== INPUT RECORDS ==
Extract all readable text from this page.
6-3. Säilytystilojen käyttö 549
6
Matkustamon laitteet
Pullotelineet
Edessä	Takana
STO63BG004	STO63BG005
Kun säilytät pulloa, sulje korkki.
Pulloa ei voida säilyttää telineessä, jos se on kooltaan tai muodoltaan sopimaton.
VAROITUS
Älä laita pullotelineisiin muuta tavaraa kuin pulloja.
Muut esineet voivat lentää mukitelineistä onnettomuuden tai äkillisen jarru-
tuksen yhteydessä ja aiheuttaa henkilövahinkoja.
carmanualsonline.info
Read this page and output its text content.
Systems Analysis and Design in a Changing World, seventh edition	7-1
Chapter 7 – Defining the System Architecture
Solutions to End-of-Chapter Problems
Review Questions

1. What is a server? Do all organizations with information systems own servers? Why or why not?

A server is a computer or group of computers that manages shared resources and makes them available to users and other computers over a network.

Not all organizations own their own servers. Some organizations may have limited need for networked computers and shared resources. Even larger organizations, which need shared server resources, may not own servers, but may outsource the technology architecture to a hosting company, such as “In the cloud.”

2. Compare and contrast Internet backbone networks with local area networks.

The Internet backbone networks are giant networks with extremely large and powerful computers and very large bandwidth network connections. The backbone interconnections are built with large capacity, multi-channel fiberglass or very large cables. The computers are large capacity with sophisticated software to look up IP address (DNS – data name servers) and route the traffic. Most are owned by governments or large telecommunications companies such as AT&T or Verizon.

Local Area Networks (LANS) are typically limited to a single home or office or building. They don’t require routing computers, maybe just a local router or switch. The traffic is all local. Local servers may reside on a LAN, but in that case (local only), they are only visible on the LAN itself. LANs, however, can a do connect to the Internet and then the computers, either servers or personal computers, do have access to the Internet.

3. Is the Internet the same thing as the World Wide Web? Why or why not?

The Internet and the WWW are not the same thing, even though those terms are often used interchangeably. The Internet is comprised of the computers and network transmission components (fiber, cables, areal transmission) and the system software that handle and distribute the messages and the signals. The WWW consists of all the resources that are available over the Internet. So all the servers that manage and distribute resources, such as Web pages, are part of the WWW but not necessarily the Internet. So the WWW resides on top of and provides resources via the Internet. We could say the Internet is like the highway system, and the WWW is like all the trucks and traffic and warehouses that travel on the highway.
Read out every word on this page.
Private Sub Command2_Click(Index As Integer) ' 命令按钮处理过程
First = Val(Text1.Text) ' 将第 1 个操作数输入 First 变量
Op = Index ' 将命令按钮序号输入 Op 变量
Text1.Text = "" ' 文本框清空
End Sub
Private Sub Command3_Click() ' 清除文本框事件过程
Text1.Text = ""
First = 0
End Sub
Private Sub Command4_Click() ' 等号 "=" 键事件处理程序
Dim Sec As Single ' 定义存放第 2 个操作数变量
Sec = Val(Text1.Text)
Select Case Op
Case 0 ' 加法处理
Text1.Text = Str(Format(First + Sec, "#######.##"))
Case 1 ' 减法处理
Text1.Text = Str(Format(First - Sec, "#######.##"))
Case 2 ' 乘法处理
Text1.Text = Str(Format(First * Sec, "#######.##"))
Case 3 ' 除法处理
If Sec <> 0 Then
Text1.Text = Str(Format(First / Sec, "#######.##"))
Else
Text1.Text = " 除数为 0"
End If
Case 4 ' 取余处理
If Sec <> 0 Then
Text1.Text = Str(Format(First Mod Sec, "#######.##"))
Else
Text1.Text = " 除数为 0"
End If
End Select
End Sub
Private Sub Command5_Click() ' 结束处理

== WORK TO DO ==
All of the entries must be written out exactly as they stand.

== THE RESPONSE ==
Extract all readable text from this page.
6-3. Säilytystilojen käyttö 549
6
Matkustamon laitteet
Pullotelineet
Edessä	Takana
STO63BG004	STO63BG005
Kun säilytät pulloa, sulje korkki.
Pulloa ei voida säilyttää telineessä, jos se on kooltaan tai muodoltaan sopimaton.
VAROITUS
Älä laita pullotelineisiin muuta tavaraa kuin pulloja.
Muut esineet voivat lentää mukitelineistä onnettomuuden tai äkillisen jarru-
tuksen yhteydessä ja aiheuttaa henkilövahinkoja.
carmanualsonline.info
Read this page and output its text content.
Systems Analysis and Design in a Changing World, seventh edition	7-1
Chapter 7 – Defining the System Architecture
Solutions to End-of-Chapter Problems
Review Questions

1. What is a server? Do all organizations with information systems own servers? Why or why not?

A server is a computer or group of computers that manages shared resources and makes them available to users and other computers over a network.

Not all organizations own their own servers. Some organizations may have limited need for networked computers and shared resources. Even larger organizations, which need shared server resources, may not own servers, but may outsource the technology architecture to a hosting company, such as “In the cloud.”

2. Compare and contrast Internet backbone networks with local area networks.

The Internet backbone networks are giant networks with extremely large and powerful computers and very large bandwidth network connections. The backbone interconnections are built with large capacity, multi-channel fiberglass or very large cables. The computers are large capacity with sophisticated software to look up IP address (DNS – data name servers) and route the traffic. Most are owned by governments or large telecommunications companies such as AT&T or Verizon.

Local Area Networks (LANS) are typically limited to a single home or office or building. They don’t require routing computers, maybe just a local router or switch. The traffic is all local. Local servers may reside on a LAN, but in that case (local only), they are only visible on the LAN itself. LANs, however, can a do connect to the Internet and then the computers, either servers or personal computers, do have access to the Internet.

3. Is the Internet the same thing as the World Wide Web? Why or why not?

The Internet and the WWW are not the same thing, even though those terms are often used interchangeably. The Internet is comprised of the computers and network transmission components (fiber, cables, areal transmission) and the system software that handle and distribute the messages and the signals. The WWW consists of all the resources that are available over the Internet. So all the servers that manage and distribute resources, such as Web pages, are part of the WWW but not necessarily the Internet. So the WWW resides on top of and provides resources via the Internet. We could say the Internet is like the highway system, and the WWW is like all the trucks and traffic and warehouses that travel on the highway.
Read out every word on this page.
Private Sub Command2_Click(Index As Integer) ' 命令按钮处理过程
First = Val(Text1.Text) ' 将第 1 个操作数输入 First 变量
Op = Index ' 将命令按钮序号输入 Op 变量
Text1.Text = "" ' 文本框清空
End Sub
Private Sub Command3_Click() ' 清除文本框事件过程
Text1.Text = ""
First = 0
End Sub
Private Sub Command4_Click() ' 等号 "=" 键事件处理程序
Dim Sec As Single ' 定义存放第 2 个操作数变量
Sec = Val(Text1.Text)
Select Case Op
Case 0 ' 加法处理
Text1.Text = Str(Format(First + Sec, "#######.##"))
Case 1 ' 减法处理
Text1.Text = Str(Format(First - Sec, "#######.##"))
Case 2 ' 乘法处理
Text1.Text = Str(Format(First * Sec, "#######.##"))
Case 3 ' 除法处理
If Sec <> 0 Then
Text1.Text = Str(Format(First / Sec, "#######.##"))
Else
Text1.Text = " 除数为 0"
End If
Case 4 ' 取余处理
If Sec <> 0 Then
Text1.Text = Str(Format(First Mod Sec, "#######.##"))
Else
Text1.Text = " 除数为 0"
End If
End Select
End Sub
Private Sub Command5_Click() ' 结束处理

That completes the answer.